:: What to work on ::
1. List every person named in the post below on mass media influence.
2. Transcribe the part of the post below on mass media influence that opens with the words containing "Wednesday, July 25, 2007" and closes with "these ideal examples.".
3. Write the next part of the post below on mass media influence, picking up after its last sentence.

:: Supplied text ::

—————

Wednesday, July 25, 2007

Mass Media Influence






Ah, summer! Shorts and skirts are getting shorter; shirts are getting shorter; waists are getting more and more exposure. The sun is shining on all that exposed skin! Wohoo! If you are like me, a normal person, you can’t help but looking at all those skinny, shapely, half-naked bodies gracefully gliding down the street.

Have you stopped to wonder why most people think skinny = beautiful? What is the source of this? Why do so many women think they are fat?

Mass media influences what we think of as attractive. TV and movie stars are mostly underweight. Women (and men) buy fashion magazines full of underweight, rail-thin models. The constant media images of ‘beauty’ pressure people to try to become more like these ideal examples.

Dieting, surgery, drugs, purging (vomiting after eating) and starvation have become a way of life for some people, especially adolescent girls who are very self-conscious about their changing bodies. Eating disorders such as anorexia and bulimia are the diseases ‘de jour’. But it’s not just the women: men are affected as well.

Actresses Julia Roberts and Cameron Diaz meet the Body Mass Index criteria for Anorexia. Model/Actress Elizabeth Hurley stated in Allure magazine “I’ve always thought Marilyn Monroe looked fabulous, but I’d kill myself if I was that fat.” Pamela Anderson is 5’7” (170cm) and weights 120 pounds (54.4kg). She is supposed to be the voluptuous ideal yet she is 11% below ideal body weight. In contrast, a generation ago Marilyn Monroe set the beauty standard at 5’5” (165cm) and weighed 135 pounds (61.2kg). Today her agent would probably tell her she had to lose weight! The image of what is ‘ideal’ has changed because of the influence of mass media.

—————

:: Raw data ::

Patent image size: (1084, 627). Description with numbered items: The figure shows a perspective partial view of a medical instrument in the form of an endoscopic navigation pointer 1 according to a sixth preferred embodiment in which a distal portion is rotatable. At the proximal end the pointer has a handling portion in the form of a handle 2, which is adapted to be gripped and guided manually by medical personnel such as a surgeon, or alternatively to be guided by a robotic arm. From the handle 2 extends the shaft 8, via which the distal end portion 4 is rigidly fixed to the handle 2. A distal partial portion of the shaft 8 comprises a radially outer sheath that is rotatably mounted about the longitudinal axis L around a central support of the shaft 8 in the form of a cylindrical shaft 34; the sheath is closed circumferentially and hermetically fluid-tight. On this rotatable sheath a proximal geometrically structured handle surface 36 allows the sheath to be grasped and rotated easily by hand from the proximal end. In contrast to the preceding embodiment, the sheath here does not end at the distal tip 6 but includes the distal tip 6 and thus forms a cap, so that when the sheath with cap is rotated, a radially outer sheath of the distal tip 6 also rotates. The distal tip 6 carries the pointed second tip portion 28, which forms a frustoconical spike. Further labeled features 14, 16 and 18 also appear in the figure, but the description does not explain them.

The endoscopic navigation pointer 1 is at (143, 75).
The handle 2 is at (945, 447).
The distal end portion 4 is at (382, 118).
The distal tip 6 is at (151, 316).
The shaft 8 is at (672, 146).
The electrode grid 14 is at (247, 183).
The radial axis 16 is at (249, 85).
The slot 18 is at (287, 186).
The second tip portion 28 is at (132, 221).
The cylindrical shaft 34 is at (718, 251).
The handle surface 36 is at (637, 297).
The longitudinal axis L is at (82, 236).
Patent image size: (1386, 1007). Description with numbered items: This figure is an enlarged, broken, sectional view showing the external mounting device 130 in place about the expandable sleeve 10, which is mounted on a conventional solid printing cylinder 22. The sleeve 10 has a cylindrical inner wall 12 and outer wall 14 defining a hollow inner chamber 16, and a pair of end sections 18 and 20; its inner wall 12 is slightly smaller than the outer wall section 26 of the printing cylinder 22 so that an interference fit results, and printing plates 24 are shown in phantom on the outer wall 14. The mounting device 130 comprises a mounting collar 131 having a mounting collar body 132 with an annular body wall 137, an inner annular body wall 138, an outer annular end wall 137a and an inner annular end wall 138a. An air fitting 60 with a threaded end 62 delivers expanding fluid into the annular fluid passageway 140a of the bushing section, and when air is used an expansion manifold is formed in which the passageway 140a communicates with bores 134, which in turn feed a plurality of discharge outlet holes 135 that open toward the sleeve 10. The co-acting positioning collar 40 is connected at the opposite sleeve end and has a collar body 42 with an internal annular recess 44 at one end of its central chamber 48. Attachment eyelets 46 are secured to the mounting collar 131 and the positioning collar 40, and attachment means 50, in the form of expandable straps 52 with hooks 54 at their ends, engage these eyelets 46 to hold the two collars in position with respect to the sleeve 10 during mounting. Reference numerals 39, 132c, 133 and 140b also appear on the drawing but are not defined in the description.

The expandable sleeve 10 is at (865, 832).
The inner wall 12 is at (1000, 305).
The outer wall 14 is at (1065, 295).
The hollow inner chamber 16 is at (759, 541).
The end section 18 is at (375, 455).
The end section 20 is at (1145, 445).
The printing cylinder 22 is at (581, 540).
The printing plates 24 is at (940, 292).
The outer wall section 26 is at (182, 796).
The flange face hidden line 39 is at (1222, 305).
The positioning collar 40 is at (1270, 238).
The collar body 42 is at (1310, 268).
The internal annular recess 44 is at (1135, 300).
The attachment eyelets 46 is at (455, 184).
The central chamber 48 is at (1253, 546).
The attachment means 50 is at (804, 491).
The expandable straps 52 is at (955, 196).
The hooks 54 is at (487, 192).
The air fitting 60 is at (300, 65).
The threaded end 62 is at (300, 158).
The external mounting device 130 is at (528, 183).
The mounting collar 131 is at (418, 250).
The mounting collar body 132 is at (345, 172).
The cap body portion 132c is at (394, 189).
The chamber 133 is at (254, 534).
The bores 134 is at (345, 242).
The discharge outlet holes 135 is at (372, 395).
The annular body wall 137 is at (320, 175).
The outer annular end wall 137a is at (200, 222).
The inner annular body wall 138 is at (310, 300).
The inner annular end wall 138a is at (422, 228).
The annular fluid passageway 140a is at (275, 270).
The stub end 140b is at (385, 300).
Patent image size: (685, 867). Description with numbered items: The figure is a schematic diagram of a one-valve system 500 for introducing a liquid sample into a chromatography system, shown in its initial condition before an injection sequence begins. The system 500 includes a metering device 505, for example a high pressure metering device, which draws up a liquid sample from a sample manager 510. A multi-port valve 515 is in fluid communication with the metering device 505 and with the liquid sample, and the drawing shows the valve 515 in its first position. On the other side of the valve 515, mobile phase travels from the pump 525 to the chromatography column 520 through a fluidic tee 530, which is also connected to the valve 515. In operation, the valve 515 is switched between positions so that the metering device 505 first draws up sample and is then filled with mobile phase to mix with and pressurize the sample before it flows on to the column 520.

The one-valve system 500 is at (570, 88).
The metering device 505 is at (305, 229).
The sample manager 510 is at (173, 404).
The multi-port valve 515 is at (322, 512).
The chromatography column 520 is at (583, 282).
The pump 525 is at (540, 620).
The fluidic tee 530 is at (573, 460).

—————

:: Per-task outputs ::
1. Julia Roberts, Cameron Diaz, Elizabeth Hurley, Marilyn Monroe, Pamela Anderson

2.
Wednesday, July 25, 2007

Mass Media Influence






Ah, summer! Shorts and skirts are getting shorter; shirts are getting shorter; waists are getting more and more exposure. The sun is shining on all that exposed skin! Wohoo! If you are like me, a normal person, you can’t help but looking at all those skinny, shapely, half-naked bodies gracefully gliding down the street.

Have you stopped to wonder why most people think skinny = beautiful? What is the source of this? Why do so many women think they are fat?

Mass media influences what we think of as attractive. TV and movie stars are mostly underweight. Women (and men) buy fashion magazines full of underweight, rail-thin models. The constant media images of ‘beauty’ pressure people to try to become more like these ideal examples.

3.
In September, Madrid Fashion Week banned models with a body mass index of less than 18. The standard accepted by the World Health Organization is that anyone with an index under 18.5 is underweight.
Italian government officials also got involved in this too-skinny model debate, apparently prompted in part by Spain's move and by the death in November of Brazilian model Ana Carolina Reston (172cm), who weighed 88 pounds (39.9kg) when she died at 21 years old. In a December deal with the Italian fashion industry, designers agreed not to hire models younger than 16, and to require all models to submit medical proof that they do not suffer from eating disorders.